**Your objective**
Reproduce the items below word for word, starting at the beginning of the items and ending with the line containing "price-tick: 1.07200 xyxy=(1921,371,1990,393)", both ends included.

**Given records**
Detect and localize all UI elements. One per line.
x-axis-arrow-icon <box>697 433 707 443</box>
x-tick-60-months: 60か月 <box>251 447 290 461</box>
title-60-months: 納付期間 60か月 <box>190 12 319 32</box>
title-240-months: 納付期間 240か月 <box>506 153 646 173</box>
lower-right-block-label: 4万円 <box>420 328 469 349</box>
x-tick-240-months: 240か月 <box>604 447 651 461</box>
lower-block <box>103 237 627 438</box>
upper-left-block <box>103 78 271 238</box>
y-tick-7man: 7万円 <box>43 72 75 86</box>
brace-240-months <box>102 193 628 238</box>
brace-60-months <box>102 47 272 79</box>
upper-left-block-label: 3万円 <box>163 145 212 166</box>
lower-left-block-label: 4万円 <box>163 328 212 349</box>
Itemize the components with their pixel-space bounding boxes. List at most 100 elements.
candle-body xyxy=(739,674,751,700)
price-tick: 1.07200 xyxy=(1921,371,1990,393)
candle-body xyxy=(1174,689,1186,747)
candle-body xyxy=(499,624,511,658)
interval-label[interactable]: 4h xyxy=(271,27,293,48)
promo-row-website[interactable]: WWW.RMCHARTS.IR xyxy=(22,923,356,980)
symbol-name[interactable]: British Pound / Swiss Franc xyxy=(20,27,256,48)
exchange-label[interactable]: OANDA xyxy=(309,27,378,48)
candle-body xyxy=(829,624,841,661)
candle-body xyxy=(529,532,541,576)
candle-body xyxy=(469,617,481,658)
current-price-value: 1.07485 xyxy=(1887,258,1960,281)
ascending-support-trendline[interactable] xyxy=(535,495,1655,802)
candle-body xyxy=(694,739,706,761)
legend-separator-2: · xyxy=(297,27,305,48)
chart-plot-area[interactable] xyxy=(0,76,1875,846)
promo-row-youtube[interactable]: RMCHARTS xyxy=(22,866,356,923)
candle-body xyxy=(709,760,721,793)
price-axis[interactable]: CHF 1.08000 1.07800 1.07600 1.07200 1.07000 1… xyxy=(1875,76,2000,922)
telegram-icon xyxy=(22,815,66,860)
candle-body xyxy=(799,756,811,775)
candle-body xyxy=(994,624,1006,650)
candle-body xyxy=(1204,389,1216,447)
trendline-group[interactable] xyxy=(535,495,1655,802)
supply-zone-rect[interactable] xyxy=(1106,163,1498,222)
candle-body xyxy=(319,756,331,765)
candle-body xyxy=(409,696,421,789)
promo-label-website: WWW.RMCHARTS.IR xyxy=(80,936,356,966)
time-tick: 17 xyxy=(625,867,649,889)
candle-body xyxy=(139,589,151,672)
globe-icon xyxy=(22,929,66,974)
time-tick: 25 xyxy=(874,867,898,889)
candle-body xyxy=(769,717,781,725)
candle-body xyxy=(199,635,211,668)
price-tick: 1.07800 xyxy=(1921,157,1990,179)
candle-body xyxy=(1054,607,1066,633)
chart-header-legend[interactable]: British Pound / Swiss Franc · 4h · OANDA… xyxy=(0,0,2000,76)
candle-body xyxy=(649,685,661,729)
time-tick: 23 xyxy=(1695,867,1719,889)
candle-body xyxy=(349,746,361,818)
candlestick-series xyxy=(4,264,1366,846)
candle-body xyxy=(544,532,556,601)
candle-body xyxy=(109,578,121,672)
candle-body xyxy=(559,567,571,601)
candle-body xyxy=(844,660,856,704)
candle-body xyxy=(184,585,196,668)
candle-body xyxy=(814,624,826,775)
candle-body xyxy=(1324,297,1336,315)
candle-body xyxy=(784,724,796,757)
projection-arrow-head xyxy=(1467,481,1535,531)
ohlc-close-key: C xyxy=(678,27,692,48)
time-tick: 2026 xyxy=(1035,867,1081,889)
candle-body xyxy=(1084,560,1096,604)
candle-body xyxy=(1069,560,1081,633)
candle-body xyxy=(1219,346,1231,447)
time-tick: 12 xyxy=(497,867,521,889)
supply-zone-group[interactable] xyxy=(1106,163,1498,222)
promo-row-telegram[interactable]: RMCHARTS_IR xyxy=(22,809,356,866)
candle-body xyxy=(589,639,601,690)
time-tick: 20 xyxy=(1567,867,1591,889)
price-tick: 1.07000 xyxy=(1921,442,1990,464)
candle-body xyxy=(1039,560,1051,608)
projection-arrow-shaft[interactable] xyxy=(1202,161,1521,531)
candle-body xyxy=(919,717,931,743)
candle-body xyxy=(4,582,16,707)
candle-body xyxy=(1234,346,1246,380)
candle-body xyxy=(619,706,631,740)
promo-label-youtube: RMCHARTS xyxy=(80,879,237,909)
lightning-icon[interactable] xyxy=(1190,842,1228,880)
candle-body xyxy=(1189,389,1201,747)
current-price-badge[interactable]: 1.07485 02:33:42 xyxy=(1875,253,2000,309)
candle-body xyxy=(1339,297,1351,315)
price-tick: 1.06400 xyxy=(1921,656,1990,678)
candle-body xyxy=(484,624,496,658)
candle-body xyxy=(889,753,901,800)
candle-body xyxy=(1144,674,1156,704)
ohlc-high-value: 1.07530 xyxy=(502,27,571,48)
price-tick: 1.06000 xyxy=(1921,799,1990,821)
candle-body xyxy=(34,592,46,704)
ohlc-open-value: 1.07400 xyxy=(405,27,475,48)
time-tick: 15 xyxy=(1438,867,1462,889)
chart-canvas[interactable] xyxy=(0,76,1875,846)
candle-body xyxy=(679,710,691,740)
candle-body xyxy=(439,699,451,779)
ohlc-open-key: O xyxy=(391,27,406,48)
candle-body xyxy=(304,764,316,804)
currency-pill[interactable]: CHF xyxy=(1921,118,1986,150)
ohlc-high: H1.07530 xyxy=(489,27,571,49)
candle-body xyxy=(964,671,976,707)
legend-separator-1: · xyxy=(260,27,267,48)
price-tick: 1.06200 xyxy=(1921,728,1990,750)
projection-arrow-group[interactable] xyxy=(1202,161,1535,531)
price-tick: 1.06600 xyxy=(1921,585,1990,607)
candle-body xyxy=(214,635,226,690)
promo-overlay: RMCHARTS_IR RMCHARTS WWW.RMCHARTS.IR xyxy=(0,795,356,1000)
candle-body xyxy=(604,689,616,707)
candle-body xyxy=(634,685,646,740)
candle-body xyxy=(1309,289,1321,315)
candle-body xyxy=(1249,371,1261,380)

**Answer to this task**
Detect and localize all UI elements. One per line.
x-axis-arrow-icon <box>697 433 707 443</box>
x-tick-60-months: 60か月 <box>251 447 290 461</box>
title-60-months: 納付期間 60か月 <box>190 12 319 32</box>
title-240-months: 納付期間 240か月 <box>506 153 646 173</box>
lower-right-block-label: 4万円 <box>420 328 469 349</box>
x-tick-240-months: 240か月 <box>604 447 651 461</box>
lower-block <box>103 237 627 438</box>
upper-left-block <box>103 78 271 238</box>
y-tick-7man: 7万円 <box>43 72 75 86</box>
brace-240-months <box>102 193 628 238</box>
brace-60-months <box>102 47 272 79</box>
upper-left-block-label: 3万円 <box>163 145 212 166</box>
lower-left-block-label: 4万円 <box>163 328 212 349</box>
Itemize the components with their pixel-space bounding boxes. List at most 100 elements.
candle-body xyxy=(739,674,751,700)
price-tick: 1.07200 xyxy=(1921,371,1990,393)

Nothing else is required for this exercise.